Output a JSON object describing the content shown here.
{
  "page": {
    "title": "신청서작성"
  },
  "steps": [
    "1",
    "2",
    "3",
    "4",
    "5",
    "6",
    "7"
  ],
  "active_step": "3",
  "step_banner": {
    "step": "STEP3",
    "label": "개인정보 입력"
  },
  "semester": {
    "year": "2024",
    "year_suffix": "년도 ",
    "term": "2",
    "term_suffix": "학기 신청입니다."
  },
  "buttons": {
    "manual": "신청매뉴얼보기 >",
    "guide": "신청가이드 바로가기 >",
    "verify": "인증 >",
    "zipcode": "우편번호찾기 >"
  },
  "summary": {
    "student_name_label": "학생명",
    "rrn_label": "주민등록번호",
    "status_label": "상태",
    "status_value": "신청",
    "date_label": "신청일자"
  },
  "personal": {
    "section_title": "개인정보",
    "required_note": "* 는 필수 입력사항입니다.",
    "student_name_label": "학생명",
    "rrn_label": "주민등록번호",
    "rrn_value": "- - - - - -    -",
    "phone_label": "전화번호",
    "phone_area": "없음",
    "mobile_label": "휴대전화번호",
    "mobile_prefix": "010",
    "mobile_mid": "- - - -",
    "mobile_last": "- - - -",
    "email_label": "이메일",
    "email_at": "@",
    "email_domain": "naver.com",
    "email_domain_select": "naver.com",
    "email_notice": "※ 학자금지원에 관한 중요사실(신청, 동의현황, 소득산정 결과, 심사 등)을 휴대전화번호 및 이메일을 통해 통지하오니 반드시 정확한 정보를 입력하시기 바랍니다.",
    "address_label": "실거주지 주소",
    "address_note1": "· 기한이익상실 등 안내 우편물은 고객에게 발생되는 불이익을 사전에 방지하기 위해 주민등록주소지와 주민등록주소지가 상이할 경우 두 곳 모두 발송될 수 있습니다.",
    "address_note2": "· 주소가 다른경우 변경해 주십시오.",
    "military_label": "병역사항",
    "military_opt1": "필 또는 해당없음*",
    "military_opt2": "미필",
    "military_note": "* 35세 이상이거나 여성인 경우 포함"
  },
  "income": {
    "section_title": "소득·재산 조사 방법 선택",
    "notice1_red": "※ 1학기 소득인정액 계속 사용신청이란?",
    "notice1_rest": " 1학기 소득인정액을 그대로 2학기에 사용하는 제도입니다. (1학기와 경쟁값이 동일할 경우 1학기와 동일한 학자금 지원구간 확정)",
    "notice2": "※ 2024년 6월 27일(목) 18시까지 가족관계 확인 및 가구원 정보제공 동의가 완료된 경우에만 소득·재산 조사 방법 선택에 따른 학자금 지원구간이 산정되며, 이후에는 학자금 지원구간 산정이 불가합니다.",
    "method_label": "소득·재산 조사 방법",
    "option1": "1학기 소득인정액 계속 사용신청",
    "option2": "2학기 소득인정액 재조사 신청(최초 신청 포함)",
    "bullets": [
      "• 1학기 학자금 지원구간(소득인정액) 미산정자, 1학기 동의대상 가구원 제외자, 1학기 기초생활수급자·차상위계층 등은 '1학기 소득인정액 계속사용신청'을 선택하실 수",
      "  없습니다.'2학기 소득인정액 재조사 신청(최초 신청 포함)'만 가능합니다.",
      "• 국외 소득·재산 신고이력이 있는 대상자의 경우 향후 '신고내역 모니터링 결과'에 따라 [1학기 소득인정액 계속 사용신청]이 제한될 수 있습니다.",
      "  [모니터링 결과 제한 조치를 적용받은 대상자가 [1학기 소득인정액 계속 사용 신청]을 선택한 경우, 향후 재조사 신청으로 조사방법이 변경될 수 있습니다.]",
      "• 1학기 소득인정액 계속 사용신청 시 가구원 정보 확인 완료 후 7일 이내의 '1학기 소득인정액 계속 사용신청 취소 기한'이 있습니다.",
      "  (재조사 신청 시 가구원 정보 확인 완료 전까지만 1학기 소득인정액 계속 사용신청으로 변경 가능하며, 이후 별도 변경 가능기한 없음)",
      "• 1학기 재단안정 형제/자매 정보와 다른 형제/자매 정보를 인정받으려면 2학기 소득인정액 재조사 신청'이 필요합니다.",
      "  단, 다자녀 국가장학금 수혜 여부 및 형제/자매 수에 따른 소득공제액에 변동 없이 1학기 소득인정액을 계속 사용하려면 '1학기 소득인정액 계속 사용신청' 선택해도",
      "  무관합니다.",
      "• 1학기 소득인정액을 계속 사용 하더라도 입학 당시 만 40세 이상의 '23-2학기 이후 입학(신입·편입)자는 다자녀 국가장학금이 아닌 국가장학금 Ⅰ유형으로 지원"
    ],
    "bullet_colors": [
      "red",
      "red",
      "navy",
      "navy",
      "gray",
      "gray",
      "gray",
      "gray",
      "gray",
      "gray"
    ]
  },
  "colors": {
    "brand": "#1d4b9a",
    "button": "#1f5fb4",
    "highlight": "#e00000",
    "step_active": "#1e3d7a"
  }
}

※ ※ ※

Write out all the entries exactly.

TASK SOLUTION
Output a JSON object describing the content shown here.
{
  "page": {
    "title": "신청서작성"
  },
  "steps": [
    "1",
    "2",
    "3",
    "4",
    "5",
    "6",
    "7"
  ],
  "active_step": "3",
  "step_banner": {
    "step": "STEP3",
    "label": "개인정보 입력"
  },
  "semester": {
    "year": "2024",
    "year_suffix": "년도 ",
    "term": "2",
    "term_suffix": "학기 신청입니다."
  },
  "buttons": {
    "manual": "신청매뉴얼보기 >",
    "guide": "신청가이드 바로가기 >",
    "verify": "인증 >",
    "zipcode": "우편번호찾기 >"
  },
  "summary": {
    "student_name_label": "학생명",
    "rrn_label": "주민등록번호",
    "status_label": "상태",
    "status_value": "신청",
    "date_label": "신청일자"
  },
  "personal": {
    "section_title": "개인정보",
    "required_note": "* 는 필수 입력사항입니다.",
    "student_name_label": "학생명",
    "rrn_label": "주민등록번호",
    "rrn_value": "- - - - - -    -",
    "phone_label": "전화번호",
    "phone_area": "없음",
    "mobile_label": "휴대전화번호",
    "mobile_prefix": "010",
    "mobile_mid": "- - - -",
    "mobile_last": "- - - -",
    "email_label": "이메일",
    "email_at": "@",
    "email_domain": "naver.com",
    "email_domain_select": "naver.com",
    "email_notice": "※ 학자금지원에 관한 중요사실(신청, 동의현황, 소득산정 결과, 심사 등)을 휴대전화번호 및 이메일을 통해 통지하오니 반드시 정확한 정보를 입력하시기 바랍니다.",
    "address_label": "실거주지 주소",
    "address_note1": "· 기한이익상실 등 안내 우편물은 고객에게 발생되는 불이익을 사전에 방지하기 위해 주민등록주소지와 주민등록주소지가 상이할 경우 두 곳 모두 발송될 수 있습니다.",
    "address_note2": "· 주소가 다른경우 변경해 주십시오.",
    "military_label": "병역사항",
    "military_opt1": "필 또는 해당없음*",
    "military_opt2": "미필",
    "military_note": "* 35세 이상이거나 여성인 경우 포함"
  },
  "income": {
    "section_title": "소득·재산 조사 방법 선택",
    "notice1_red": "※ 1학기 소득인정액 계속 사용신청이란?",
    "notice1_rest": " 1학기 소득인정액을 그대로 2학기에 사용하는 제도입니다. (1학기와 경쟁값이 동일할 경우 1학기와 동일한 학자금 지원구간 확정)",
    "notice2": "※ 2024년 6월 27일(목) 18시까지 가족관계 확인 및 가구원 정보제공 동의가 완료된 경우에만 소득·재산 조사 방법 선택에 따른 학자금 지원구간이 산정되며, 이후에는 학자금 지원구간 산정이 불가합니다.",
    "method_label": "소득·재산 조사 방법",
    "option1": "1학기 소득인정액 계속 사용신청",
    "option2": "2학기 소득인정액 재조사 신청(최초 신청 포함)",
    "bullets": [
      "• 1학기 학자금 지원구간(소득인정액) 미산정자, 1학기 동의대상 가구원 제외자, 1학기 기초생활수급자·차상위계층 등은 '1학기 소득인정액 계속사용신청'을 선택하실 수",
      "  없습니다.'2학기 소득인정액 재조사 신청(최초 신청 포함)'만 가능합니다.",
      "• 국외 소득·재산 신고이력이 있는 대상자의 경우 향후 '신고내역 모니터링 결과'에 따라 [1학기 소득인정액 계속 사용신청]이 제한될 수 있습니다.",
      "  [모니터링 결과 제한 조치를 적용받은 대상자가 [1학기 소득인정액 계속 사용 신청]을 선택한 경우, 향후 재조사 신청으로 조사방법이 변경될 수 있습니다.]",
      "• 1학기 소득인정액 계속 사용신청 시 가구원 정보 확인 완료 후 7일 이내의 '1학기 소득인정액 계속 사용신청 취소 기한'이 있습니다.",
      "  (재조사 신청 시 가구원 정보 확인 완료 전까지만 1학기 소득인정액 계속 사용신청으로 변경 가능하며, 이후 별도 변경 가능기한 없음)",
      "• 1학기 재단안정 형제/자매 정보와 다른 형제/자매 정보를 인정받으려면 2학기 소득인정액 재조사 신청'이 필요합니다.",
      "  단, 다자녀 국가장학금 수혜 여부 및 형제/자매 수에 따른 소득공제액에 변동 없이 1학기 소득인정액을 계속 사용하려면 '1학기 소득인정액 계속 사용신청' 선택해도",
      "  무관합니다.",
      "• 1학기 소득인정액을 계속 사용 하더라도 입학 당시 만 40세 이상의 '23-2학기 이후 입학(신입·편입)자는 다자녀 국가장학금이 아닌 국가장학금 Ⅰ유형으로 지원"
    ],
    "bullet_colors": [
      "red",
      "red",
      "navy",
      "navy",
      "gray",
      "gray",
      "gray",
      "gray",
      "gray",
      "gray"
    ]
  },
  "colors": {
    "brand": "#1d4b9a",
    "button": "#1f5fb4",
    "highlight": "#e00000",
    "step_active": "#1e3d7a"
  }
}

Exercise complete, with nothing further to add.